------ Data section

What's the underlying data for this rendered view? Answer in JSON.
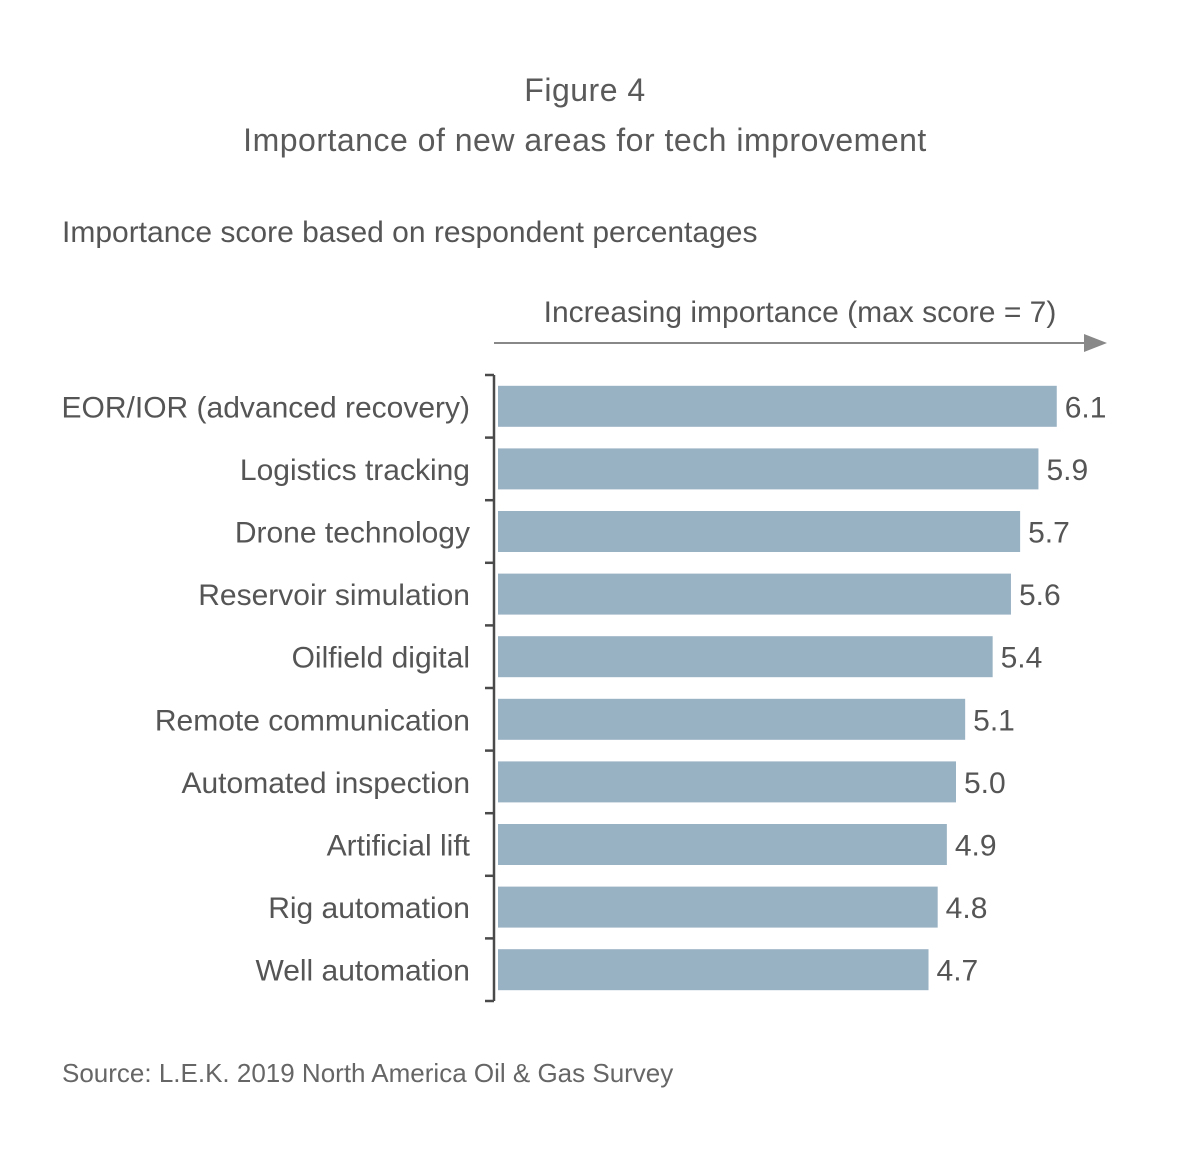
{
  "figure": {
    "label": "Figure 4",
    "title": "Importance of new areas for tech improvement",
    "subtitle": "Importance score based on respondent percentages",
    "source": "Source: L.E.K. 2019 North America Oil & Gas Survey"
  },
  "colors": {
    "bar": "#98b1c3",
    "axis": "#4a4a4a",
    "text": "#555555",
    "arrow": "#888888"
  },
  "chart_data": {
    "type": "bar",
    "orientation": "horizontal",
    "axis_note": "Increasing importance (max score = 7)",
    "categories": [
      "EOR/IOR (advanced recovery)",
      "Logistics tracking",
      "Drone technology",
      "Reservoir simulation",
      "Oilfield digital",
      "Remote communication",
      "Automated inspection",
      "Artificial lift",
      "Rig automation",
      "Well automation"
    ],
    "values": [
      6.1,
      5.9,
      5.7,
      5.6,
      5.4,
      5.1,
      5.0,
      4.9,
      4.8,
      4.7
    ],
    "data_labels": [
      "6.1",
      "5.9",
      "5.7",
      "5.6",
      "5.4",
      "5.1",
      "5.0",
      "4.9",
      "4.8",
      "4.7"
    ],
    "xlim": [
      0,
      7
    ],
    "grid": false,
    "legend": "none"
  }
}
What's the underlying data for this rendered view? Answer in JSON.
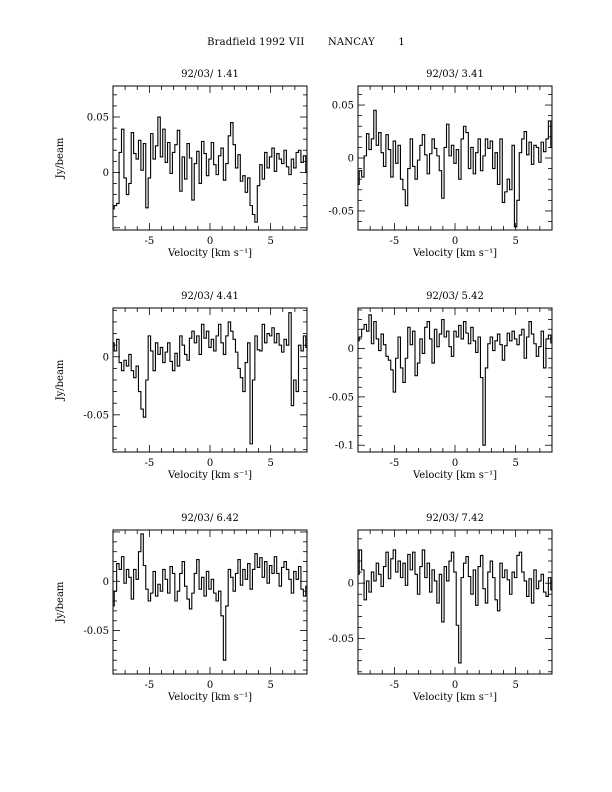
{
  "header": {
    "object": "Bradfield 1992 VII",
    "observatory": "NANCAY",
    "page_number": "1"
  },
  "chart_data": [
    {
      "type": "line",
      "title": "92/03/ 1.41",
      "xlabel": "Velocity [km s⁻¹]",
      "ylabel": "Jy/beam",
      "xlim": [
        -8,
        8
      ],
      "ylim": [
        -0.052,
        0.078
      ],
      "xticks": [
        "-5",
        "0",
        "5"
      ],
      "yticks": [
        {
          "value": 0,
          "label": "0"
        },
        {
          "value": 0.05,
          "label": "0.05"
        }
      ],
      "x": [
        -8.0,
        -7.8,
        -7.6,
        -7.4,
        -7.2,
        -7.0,
        -6.8,
        -6.6,
        -6.4,
        -6.2,
        -6.0,
        -5.8,
        -5.6,
        -5.4,
        -5.2,
        -5.0,
        -4.8,
        -4.6,
        -4.4,
        -4.2,
        -4.0,
        -3.8,
        -3.6,
        -3.4,
        -3.2,
        -3.0,
        -2.8,
        -2.6,
        -2.4,
        -2.2,
        -2.0,
        -1.8,
        -1.6,
        -1.4,
        -1.2,
        -1.0,
        -0.8,
        -0.6,
        -0.4,
        -0.2,
        0.0,
        0.2,
        0.4,
        0.6,
        0.8,
        1.0,
        1.2,
        1.4,
        1.6,
        1.8,
        2.0,
        2.2,
        2.4,
        2.6,
        2.8,
        3.0,
        3.2,
        3.4,
        3.6,
        3.8,
        4.0,
        4.2,
        4.4,
        4.6,
        4.8,
        5.0,
        5.2,
        5.4,
        5.6,
        5.8,
        6.0,
        6.2,
        6.4,
        6.6,
        6.8,
        7.0,
        7.2,
        7.4,
        7.6,
        7.8,
        8.0
      ],
      "values": [
        -0.033,
        -0.03,
        -0.028,
        0.018,
        0.039,
        -0.005,
        -0.02,
        -0.01,
        0.036,
        0.017,
        0.012,
        0.029,
        0.002,
        0.026,
        -0.032,
        -0.005,
        0.035,
        0.012,
        0.024,
        0.05,
        0.014,
        0.039,
        0.009,
        0.027,
        -0.001,
        0.018,
        0.025,
        0.038,
        -0.017,
        0.014,
        -0.006,
        0.026,
        0.013,
        -0.025,
        0.008,
        0.019,
        -0.01,
        0.028,
        0.017,
        -0.003,
        0.012,
        0.027,
        0.007,
        -0.002,
        0.015,
        0.022,
        -0.007,
        0.008,
        0.033,
        0.045,
        0.025,
        0.004,
        0.016,
        -0.008,
        -0.003,
        -0.018,
        -0.005,
        -0.03,
        -0.038,
        -0.045,
        -0.012,
        0.007,
        -0.006,
        0.018,
        0.004,
        0.014,
        0.022,
        0.001,
        0.017,
        0.012,
        0.008,
        0.02,
        0.005,
        -0.002,
        0.012,
        0.004,
        0.018,
        0.02,
        0.009,
        0.015,
        0.0
      ],
      "grid": false
    },
    {
      "type": "line",
      "title": "92/03/ 3.41",
      "xlabel": "Velocity [km s⁻¹]",
      "ylabel": "",
      "xlim": [
        -8,
        8
      ],
      "ylim": [
        -0.068,
        0.068
      ],
      "xticks": [
        "-5",
        "0",
        "5"
      ],
      "yticks": [
        {
          "value": -0.05,
          "label": "-0.05"
        },
        {
          "value": 0,
          "label": "0"
        },
        {
          "value": 0.05,
          "label": "0.05"
        }
      ],
      "x": [
        -8.0,
        -7.8,
        -7.6,
        -7.4,
        -7.2,
        -7.0,
        -6.8,
        -6.6,
        -6.4,
        -6.2,
        -6.0,
        -5.8,
        -5.6,
        -5.4,
        -5.2,
        -5.0,
        -4.8,
        -4.6,
        -4.4,
        -4.2,
        -4.0,
        -3.8,
        -3.6,
        -3.4,
        -3.2,
        -3.0,
        -2.8,
        -2.6,
        -2.4,
        -2.2,
        -2.0,
        -1.8,
        -1.6,
        -1.4,
        -1.2,
        -1.0,
        -0.8,
        -0.6,
        -0.4,
        -0.2,
        0.0,
        0.2,
        0.4,
        0.6,
        0.8,
        1.0,
        1.2,
        1.4,
        1.6,
        1.8,
        2.0,
        2.2,
        2.4,
        2.6,
        2.8,
        3.0,
        3.2,
        3.4,
        3.6,
        3.8,
        4.0,
        4.2,
        4.4,
        4.6,
        4.8,
        5.0,
        5.2,
        5.4,
        5.6,
        5.8,
        6.0,
        6.2,
        6.4,
        6.6,
        6.8,
        7.0,
        7.2,
        7.4,
        7.6,
        7.8,
        8.0
      ],
      "values": [
        -0.025,
        -0.012,
        -0.018,
        0.002,
        0.023,
        0.008,
        0.018,
        0.045,
        0.012,
        0.024,
        0.005,
        -0.008,
        0.022,
        0.008,
        -0.018,
        0.016,
        -0.005,
        0.012,
        -0.02,
        -0.03,
        -0.045,
        -0.01,
        0.018,
        -0.008,
        -0.02,
        -0.002,
        0.012,
        0.022,
        0.003,
        -0.015,
        0.004,
        0.018,
        0.009,
        0.002,
        -0.012,
        -0.038,
        0.01,
        0.032,
        0.002,
        0.012,
        -0.005,
        0.008,
        -0.02,
        0.018,
        0.03,
        0.024,
        -0.01,
        0.01,
        -0.015,
        0.005,
        0.018,
        -0.012,
        0.002,
        0.018,
        0.009,
        0.016,
        -0.01,
        0.005,
        -0.025,
        0.018,
        -0.042,
        -0.032,
        -0.02,
        -0.03,
        0.012,
        -0.065,
        -0.04,
        0.005,
        0.018,
        0.025,
        0.003,
        0.015,
        -0.006,
        0.012,
        0.01,
        -0.004,
        0.015,
        0.006,
        0.018,
        0.035,
        0.01
      ],
      "grid": false
    },
    {
      "type": "line",
      "title": "92/03/ 4.41",
      "xlabel": "Velocity [km s⁻¹]",
      "ylabel": "Jy/beam",
      "xlim": [
        -8,
        8
      ],
      "ylim": [
        -0.082,
        0.042
      ],
      "xticks": [
        "-5",
        "0",
        "5"
      ],
      "yticks": [
        {
          "value": -0.05,
          "label": "-0.05"
        },
        {
          "value": 0,
          "label": "0"
        }
      ],
      "x": [
        -8.0,
        -7.8,
        -7.6,
        -7.4,
        -7.2,
        -7.0,
        -6.8,
        -6.6,
        -6.4,
        -6.2,
        -6.0,
        -5.8,
        -5.6,
        -5.4,
        -5.2,
        -5.0,
        -4.8,
        -4.6,
        -4.4,
        -4.2,
        -4.0,
        -3.8,
        -3.6,
        -3.4,
        -3.2,
        -3.0,
        -2.8,
        -2.6,
        -2.4,
        -2.2,
        -2.0,
        -1.8,
        -1.6,
        -1.4,
        -1.2,
        -1.0,
        -0.8,
        -0.6,
        -0.4,
        -0.2,
        0.0,
        0.2,
        0.4,
        0.6,
        0.8,
        1.0,
        1.2,
        1.4,
        1.6,
        1.8,
        2.0,
        2.2,
        2.4,
        2.6,
        2.8,
        3.0,
        3.2,
        3.4,
        3.6,
        3.8,
        4.0,
        4.2,
        4.4,
        4.6,
        4.8,
        5.0,
        5.2,
        5.4,
        5.6,
        5.8,
        6.0,
        6.2,
        6.4,
        6.6,
        6.8,
        7.0,
        7.2,
        7.4,
        7.6,
        7.8,
        8.0
      ],
      "values": [
        0.012,
        0.005,
        0.015,
        -0.005,
        -0.012,
        -0.003,
        -0.008,
        0.002,
        -0.012,
        -0.018,
        -0.008,
        -0.03,
        -0.045,
        -0.052,
        -0.02,
        0.018,
        0.005,
        -0.012,
        0.012,
        0.002,
        0.008,
        -0.005,
        0.004,
        0.012,
        -0.004,
        -0.012,
        0.003,
        -0.008,
        0.018,
        0.01,
        0.002,
        -0.003,
        0.016,
        0.022,
        0.012,
        0.018,
        0.002,
        0.028,
        0.016,
        0.022,
        0.008,
        0.015,
        0.005,
        0.018,
        0.028,
        0.012,
        0.002,
        0.018,
        0.03,
        0.022,
        0.015,
        0.004,
        -0.01,
        -0.018,
        -0.03,
        -0.005,
        0.012,
        -0.075,
        -0.02,
        0.018,
        0.006,
        0.005,
        0.028,
        0.012,
        0.02,
        0.018,
        0.025,
        0.012,
        0.02,
        0.01,
        0.004,
        0.015,
        0.01,
        0.038,
        -0.042,
        -0.02,
        -0.03,
        0.01,
        0.005,
        0.018,
        0.008
      ],
      "grid": false
    },
    {
      "type": "line",
      "title": "92/03/ 5.42",
      "xlabel": "Velocity [km s⁻¹]",
      "ylabel": "",
      "xlim": [
        -8,
        8
      ],
      "ylim": [
        -0.107,
        0.042
      ],
      "xticks": [
        "-5",
        "0",
        "5"
      ],
      "yticks": [
        {
          "value": -0.1,
          "label": "-0.1"
        },
        {
          "value": -0.05,
          "label": "-0.05"
        },
        {
          "value": 0,
          "label": "0"
        }
      ],
      "x": [
        -8.0,
        -7.8,
        -7.6,
        -7.4,
        -7.2,
        -7.0,
        -6.8,
        -6.6,
        -6.4,
        -6.2,
        -6.0,
        -5.8,
        -5.6,
        -5.4,
        -5.2,
        -5.0,
        -4.8,
        -4.6,
        -4.4,
        -4.2,
        -4.0,
        -3.8,
        -3.6,
        -3.4,
        -3.2,
        -3.0,
        -2.8,
        -2.6,
        -2.4,
        -2.2,
        -2.0,
        -1.8,
        -1.6,
        -1.4,
        -1.2,
        -1.0,
        -0.8,
        -0.6,
        -0.4,
        -0.2,
        0.0,
        0.2,
        0.4,
        0.6,
        0.8,
        1.0,
        1.2,
        1.4,
        1.6,
        1.8,
        2.0,
        2.2,
        2.4,
        2.6,
        2.8,
        3.0,
        3.2,
        3.4,
        3.6,
        3.8,
        4.0,
        4.2,
        4.4,
        4.6,
        4.8,
        5.0,
        5.2,
        5.4,
        5.6,
        5.8,
        6.0,
        6.2,
        6.4,
        6.6,
        6.8,
        7.0,
        7.2,
        7.4,
        7.6,
        7.8,
        8.0
      ],
      "values": [
        0.008,
        0.012,
        0.02,
        0.025,
        0.018,
        0.035,
        0.005,
        0.028,
        0.01,
        -0.002,
        0.015,
        0.004,
        -0.008,
        -0.012,
        -0.022,
        -0.045,
        -0.01,
        0.012,
        -0.02,
        -0.035,
        -0.01,
        0.022,
        0.004,
        0.018,
        -0.028,
        -0.015,
        0.01,
        -0.005,
        0.022,
        0.028,
        0.01,
        -0.015,
        0.02,
        0.002,
        0.015,
        0.03,
        0.012,
        0.018,
        0.002,
        -0.008,
        0.018,
        0.012,
        0.024,
        0.01,
        0.028,
        0.016,
        0.005,
        0.022,
        0.008,
        -0.004,
        0.012,
        -0.03,
        -0.1,
        -0.02,
        0.005,
        0.012,
        -0.002,
        0.008,
        0.015,
        0.004,
        -0.012,
        0.003,
        0.016,
        0.008,
        0.018,
        0.01,
        0.004,
        0.014,
        0.02,
        -0.01,
        0.012,
        0.028,
        0.015,
        0.005,
        -0.008,
        0.002,
        0.018,
        -0.02,
        0.01,
        0.014,
        0.006
      ],
      "grid": false
    },
    {
      "type": "line",
      "title": "92/03/ 6.42",
      "xlabel": "Velocity [km s⁻¹]",
      "ylabel": "Jy/beam",
      "xlim": [
        -8,
        8
      ],
      "ylim": [
        -0.094,
        0.052
      ],
      "xticks": [
        "-5",
        "0",
        "5"
      ],
      "yticks": [
        {
          "value": -0.05,
          "label": "-0.05"
        },
        {
          "value": 0,
          "label": "0"
        }
      ],
      "x": [
        -8.0,
        -7.8,
        -7.6,
        -7.4,
        -7.2,
        -7.0,
        -6.8,
        -6.6,
        -6.4,
        -6.2,
        -6.0,
        -5.8,
        -5.6,
        -5.4,
        -5.2,
        -5.0,
        -4.8,
        -4.6,
        -4.4,
        -4.2,
        -4.0,
        -3.8,
        -3.6,
        -3.4,
        -3.2,
        -3.0,
        -2.8,
        -2.6,
        -2.4,
        -2.2,
        -2.0,
        -1.8,
        -1.6,
        -1.4,
        -1.2,
        -1.0,
        -0.8,
        -0.6,
        -0.4,
        -0.2,
        0.0,
        0.2,
        0.4,
        0.6,
        0.8,
        1.0,
        1.2,
        1.4,
        1.6,
        1.8,
        2.0,
        2.2,
        2.4,
        2.6,
        2.8,
        3.0,
        3.2,
        3.4,
        3.6,
        3.8,
        4.0,
        4.2,
        4.4,
        4.6,
        4.8,
        5.0,
        5.2,
        5.4,
        5.6,
        5.8,
        6.0,
        6.2,
        6.4,
        6.6,
        6.8,
        7.0,
        7.2,
        7.4,
        7.6,
        7.8,
        8.0
      ],
      "values": [
        -0.025,
        -0.01,
        0.018,
        0.012,
        0.025,
        -0.002,
        0.012,
        0.004,
        -0.018,
        0.012,
        0.002,
        0.03,
        0.048,
        0.016,
        -0.008,
        -0.02,
        -0.012,
        0.01,
        -0.015,
        -0.003,
        -0.01,
        0.012,
        0.002,
        -0.012,
        0.015,
        0.008,
        -0.02,
        -0.01,
        0.008,
        0.02,
        -0.005,
        -0.018,
        -0.028,
        -0.012,
        0.008,
        0.022,
        -0.008,
        0.004,
        -0.015,
        0.01,
        -0.008,
        0.002,
        -0.012,
        -0.02,
        -0.01,
        -0.035,
        -0.08,
        -0.025,
        0.012,
        0.004,
        -0.01,
        0.008,
        0.022,
        -0.004,
        0.012,
        0.002,
        0.018,
        -0.008,
        0.012,
        0.028,
        0.014,
        0.024,
        0.004,
        0.02,
        -0.002,
        0.016,
        0.008,
        0.025,
        0.008,
        -0.005,
        0.014,
        0.02,
        0.012,
        0.002,
        -0.012,
        0.01,
        0.002,
        0.015,
        -0.008,
        -0.015,
        -0.005
      ],
      "grid": false
    },
    {
      "type": "line",
      "title": "92/03/ 7.42",
      "xlabel": "Velocity [km s⁻¹]",
      "ylabel": "",
      "xlim": [
        -8,
        8
      ],
      "ylim": [
        -0.082,
        0.048
      ],
      "xticks": [
        "-5",
        "0",
        "5"
      ],
      "yticks": [
        {
          "value": -0.05,
          "label": "-0.05"
        },
        {
          "value": 0,
          "label": "0"
        }
      ],
      "x": [
        -8.0,
        -7.8,
        -7.6,
        -7.4,
        -7.2,
        -7.0,
        -6.8,
        -6.6,
        -6.4,
        -6.2,
        -6.0,
        -5.8,
        -5.6,
        -5.4,
        -5.2,
        -5.0,
        -4.8,
        -4.6,
        -4.4,
        -4.2,
        -4.0,
        -3.8,
        -3.6,
        -3.4,
        -3.2,
        -3.0,
        -2.8,
        -2.6,
        -2.4,
        -2.2,
        -2.0,
        -1.8,
        -1.6,
        -1.4,
        -1.2,
        -1.0,
        -0.8,
        -0.6,
        -0.4,
        -0.2,
        0.0,
        0.2,
        0.4,
        0.6,
        0.8,
        1.0,
        1.2,
        1.4,
        1.6,
        1.8,
        2.0,
        2.2,
        2.4,
        2.6,
        2.8,
        3.0,
        3.2,
        3.4,
        3.6,
        3.8,
        4.0,
        4.2,
        4.4,
        4.6,
        4.8,
        5.0,
        5.2,
        5.4,
        5.6,
        5.8,
        6.0,
        6.2,
        6.4,
        6.6,
        6.8,
        7.0,
        7.2,
        7.4,
        7.6,
        7.8,
        8.0
      ],
      "values": [
        0.008,
        0.03,
        0.012,
        -0.015,
        0.002,
        -0.008,
        0.01,
        0.002,
        0.018,
        0.008,
        -0.003,
        0.015,
        0.028,
        0.004,
        0.022,
        0.03,
        0.01,
        0.02,
        0.005,
        0.018,
        -0.002,
        0.026,
        0.012,
        0.028,
        0.008,
        -0.01,
        0.015,
        0.03,
        0.005,
        0.018,
        -0.008,
        0.012,
        0.002,
        -0.018,
        0.008,
        -0.035,
        0.015,
        0.002,
        0.02,
        0.028,
        0.01,
        -0.038,
        -0.072,
        0.005,
        0.018,
        0.024,
        0.006,
        -0.01,
        0.012,
        -0.02,
        0.015,
        0.025,
        -0.005,
        -0.018,
        0.01,
        0.02,
        0.005,
        -0.015,
        -0.025,
        0.018,
        0.005,
        0.012,
        0.003,
        -0.01,
        0.01,
        0.005,
        0.025,
        0.028,
        0.01,
        0.002,
        -0.012,
        0.004,
        -0.018,
        0.012,
        -0.005,
        0.002,
        0.008,
        -0.008,
        -0.012,
        0.005,
        -0.006
      ],
      "grid": false
    }
  ]
}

------------

◆ Problem requirements ◆
Above are the records. Copy every line in them holding "score".

◆ Exercise output ◆
    "subtitle": "Importance score based on respondent percentages",
    "axis_note": "Increasing importance (max score = 7)",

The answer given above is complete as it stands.